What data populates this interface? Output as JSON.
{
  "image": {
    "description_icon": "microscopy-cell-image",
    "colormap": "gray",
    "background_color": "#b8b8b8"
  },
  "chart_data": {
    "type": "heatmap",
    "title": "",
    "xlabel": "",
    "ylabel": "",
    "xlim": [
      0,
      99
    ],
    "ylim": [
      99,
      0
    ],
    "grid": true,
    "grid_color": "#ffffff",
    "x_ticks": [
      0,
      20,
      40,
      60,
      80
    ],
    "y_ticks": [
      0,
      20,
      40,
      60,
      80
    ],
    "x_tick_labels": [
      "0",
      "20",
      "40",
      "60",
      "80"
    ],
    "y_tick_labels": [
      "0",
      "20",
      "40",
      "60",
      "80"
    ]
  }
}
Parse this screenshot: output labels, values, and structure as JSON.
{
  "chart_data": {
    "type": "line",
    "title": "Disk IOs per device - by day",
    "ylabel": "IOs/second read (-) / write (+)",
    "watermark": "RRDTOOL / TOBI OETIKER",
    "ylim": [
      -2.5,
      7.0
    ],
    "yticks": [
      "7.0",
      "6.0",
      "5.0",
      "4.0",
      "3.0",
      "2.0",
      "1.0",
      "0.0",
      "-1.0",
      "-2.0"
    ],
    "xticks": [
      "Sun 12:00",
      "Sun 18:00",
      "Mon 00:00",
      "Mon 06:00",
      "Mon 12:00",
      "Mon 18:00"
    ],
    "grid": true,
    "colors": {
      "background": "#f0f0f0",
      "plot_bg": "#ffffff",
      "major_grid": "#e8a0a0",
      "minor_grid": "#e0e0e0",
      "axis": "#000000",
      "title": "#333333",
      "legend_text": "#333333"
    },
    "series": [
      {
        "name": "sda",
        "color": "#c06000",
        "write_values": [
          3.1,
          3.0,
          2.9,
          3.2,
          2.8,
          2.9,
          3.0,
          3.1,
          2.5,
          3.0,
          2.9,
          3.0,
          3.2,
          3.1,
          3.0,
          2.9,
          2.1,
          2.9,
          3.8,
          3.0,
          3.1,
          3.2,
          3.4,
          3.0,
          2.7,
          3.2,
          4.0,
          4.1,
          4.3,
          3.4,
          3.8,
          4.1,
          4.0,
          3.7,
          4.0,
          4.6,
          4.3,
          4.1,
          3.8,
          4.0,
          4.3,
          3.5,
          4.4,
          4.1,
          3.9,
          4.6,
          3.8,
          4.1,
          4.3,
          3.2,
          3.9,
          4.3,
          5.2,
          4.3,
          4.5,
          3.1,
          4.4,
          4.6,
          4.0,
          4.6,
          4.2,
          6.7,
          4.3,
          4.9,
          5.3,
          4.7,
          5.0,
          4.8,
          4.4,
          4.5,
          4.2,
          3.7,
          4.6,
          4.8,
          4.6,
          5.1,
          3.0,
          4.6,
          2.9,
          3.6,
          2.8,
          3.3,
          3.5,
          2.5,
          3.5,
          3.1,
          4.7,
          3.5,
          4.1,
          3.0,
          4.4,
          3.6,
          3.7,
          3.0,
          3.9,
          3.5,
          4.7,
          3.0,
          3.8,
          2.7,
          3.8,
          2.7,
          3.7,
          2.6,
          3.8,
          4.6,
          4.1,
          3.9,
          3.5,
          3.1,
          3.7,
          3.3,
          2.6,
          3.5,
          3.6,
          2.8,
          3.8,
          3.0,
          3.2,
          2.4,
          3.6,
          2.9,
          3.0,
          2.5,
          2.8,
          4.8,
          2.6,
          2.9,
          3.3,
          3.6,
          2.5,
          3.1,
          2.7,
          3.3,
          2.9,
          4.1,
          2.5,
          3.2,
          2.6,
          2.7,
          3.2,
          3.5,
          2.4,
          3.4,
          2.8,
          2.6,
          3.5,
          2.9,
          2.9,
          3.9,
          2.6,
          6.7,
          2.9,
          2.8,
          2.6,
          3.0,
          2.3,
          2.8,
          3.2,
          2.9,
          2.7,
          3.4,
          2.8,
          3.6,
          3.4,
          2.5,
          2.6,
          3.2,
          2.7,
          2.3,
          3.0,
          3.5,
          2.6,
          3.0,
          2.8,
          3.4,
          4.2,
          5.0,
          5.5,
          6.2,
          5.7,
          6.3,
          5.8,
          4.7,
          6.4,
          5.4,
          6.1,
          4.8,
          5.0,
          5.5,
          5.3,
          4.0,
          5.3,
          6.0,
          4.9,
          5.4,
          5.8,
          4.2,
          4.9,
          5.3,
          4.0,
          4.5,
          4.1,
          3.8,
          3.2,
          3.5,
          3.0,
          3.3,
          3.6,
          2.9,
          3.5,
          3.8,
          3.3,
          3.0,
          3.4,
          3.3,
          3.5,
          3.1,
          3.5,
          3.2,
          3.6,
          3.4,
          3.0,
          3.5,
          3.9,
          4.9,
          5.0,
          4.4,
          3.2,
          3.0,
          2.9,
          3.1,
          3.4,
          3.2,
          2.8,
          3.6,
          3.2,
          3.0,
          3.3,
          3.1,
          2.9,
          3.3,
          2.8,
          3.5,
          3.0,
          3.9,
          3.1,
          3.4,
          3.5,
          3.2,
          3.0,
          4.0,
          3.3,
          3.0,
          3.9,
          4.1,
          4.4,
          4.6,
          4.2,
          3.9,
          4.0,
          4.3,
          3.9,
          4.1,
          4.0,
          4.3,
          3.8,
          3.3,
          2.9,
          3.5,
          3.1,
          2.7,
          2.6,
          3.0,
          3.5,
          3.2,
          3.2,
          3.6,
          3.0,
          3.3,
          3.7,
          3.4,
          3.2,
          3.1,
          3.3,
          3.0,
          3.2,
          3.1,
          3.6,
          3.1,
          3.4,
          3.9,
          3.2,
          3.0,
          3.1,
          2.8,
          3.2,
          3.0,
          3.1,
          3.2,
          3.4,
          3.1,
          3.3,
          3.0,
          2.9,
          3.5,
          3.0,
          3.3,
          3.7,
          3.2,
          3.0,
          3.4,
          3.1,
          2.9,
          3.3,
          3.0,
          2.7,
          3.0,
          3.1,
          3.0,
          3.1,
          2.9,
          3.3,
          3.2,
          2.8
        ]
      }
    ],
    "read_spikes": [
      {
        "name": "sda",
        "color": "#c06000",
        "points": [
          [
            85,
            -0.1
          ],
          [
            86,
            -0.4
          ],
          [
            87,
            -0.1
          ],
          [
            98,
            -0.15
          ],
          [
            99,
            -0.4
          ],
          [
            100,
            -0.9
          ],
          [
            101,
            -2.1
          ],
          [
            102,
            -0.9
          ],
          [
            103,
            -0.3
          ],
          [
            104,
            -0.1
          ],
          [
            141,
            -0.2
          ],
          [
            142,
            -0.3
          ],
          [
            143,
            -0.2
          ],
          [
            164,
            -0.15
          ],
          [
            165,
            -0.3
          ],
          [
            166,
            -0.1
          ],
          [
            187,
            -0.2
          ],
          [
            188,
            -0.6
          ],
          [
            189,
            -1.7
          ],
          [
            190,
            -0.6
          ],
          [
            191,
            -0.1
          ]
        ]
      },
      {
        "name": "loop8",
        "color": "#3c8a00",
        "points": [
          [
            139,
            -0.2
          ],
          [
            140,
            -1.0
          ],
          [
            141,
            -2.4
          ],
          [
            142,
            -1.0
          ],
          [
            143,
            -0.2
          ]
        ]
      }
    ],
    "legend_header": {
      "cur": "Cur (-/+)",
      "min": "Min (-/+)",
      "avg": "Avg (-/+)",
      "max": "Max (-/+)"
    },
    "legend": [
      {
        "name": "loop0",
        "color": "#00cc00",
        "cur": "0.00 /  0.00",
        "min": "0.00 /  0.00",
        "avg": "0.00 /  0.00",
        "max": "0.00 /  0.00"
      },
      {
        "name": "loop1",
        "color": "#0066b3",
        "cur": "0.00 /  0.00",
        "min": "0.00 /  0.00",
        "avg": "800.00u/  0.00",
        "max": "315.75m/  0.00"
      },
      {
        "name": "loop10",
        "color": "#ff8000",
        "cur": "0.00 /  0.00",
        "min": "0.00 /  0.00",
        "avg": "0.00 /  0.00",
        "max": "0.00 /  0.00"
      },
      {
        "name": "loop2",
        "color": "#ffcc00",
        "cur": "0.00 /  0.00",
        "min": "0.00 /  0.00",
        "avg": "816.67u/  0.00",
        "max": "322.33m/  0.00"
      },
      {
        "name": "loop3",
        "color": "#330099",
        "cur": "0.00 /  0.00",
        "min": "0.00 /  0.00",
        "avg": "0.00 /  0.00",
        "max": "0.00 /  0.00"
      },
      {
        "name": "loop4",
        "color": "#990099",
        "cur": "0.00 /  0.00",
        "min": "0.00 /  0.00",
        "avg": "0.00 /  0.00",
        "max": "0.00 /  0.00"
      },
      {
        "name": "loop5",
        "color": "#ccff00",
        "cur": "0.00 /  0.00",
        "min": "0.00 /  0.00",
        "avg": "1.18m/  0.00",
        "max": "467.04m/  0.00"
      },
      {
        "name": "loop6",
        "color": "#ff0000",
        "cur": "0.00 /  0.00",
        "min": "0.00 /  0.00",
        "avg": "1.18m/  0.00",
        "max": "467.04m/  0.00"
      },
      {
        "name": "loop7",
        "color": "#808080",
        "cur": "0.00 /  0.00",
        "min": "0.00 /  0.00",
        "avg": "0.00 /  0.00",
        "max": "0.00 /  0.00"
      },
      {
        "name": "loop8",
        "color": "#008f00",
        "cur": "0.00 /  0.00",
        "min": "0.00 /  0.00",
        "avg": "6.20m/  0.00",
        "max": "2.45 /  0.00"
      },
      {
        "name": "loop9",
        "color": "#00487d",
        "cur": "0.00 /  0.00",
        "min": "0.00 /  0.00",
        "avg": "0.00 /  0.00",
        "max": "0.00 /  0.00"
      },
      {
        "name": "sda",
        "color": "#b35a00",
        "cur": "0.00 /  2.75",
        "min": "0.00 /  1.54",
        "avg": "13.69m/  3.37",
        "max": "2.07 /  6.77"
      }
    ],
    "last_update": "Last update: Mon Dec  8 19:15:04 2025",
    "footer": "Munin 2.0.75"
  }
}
- - - - - - -
Look through the entries above. Extract each line with the word "image".

  "image": {
    "description_icon": "microscopy-cell-image",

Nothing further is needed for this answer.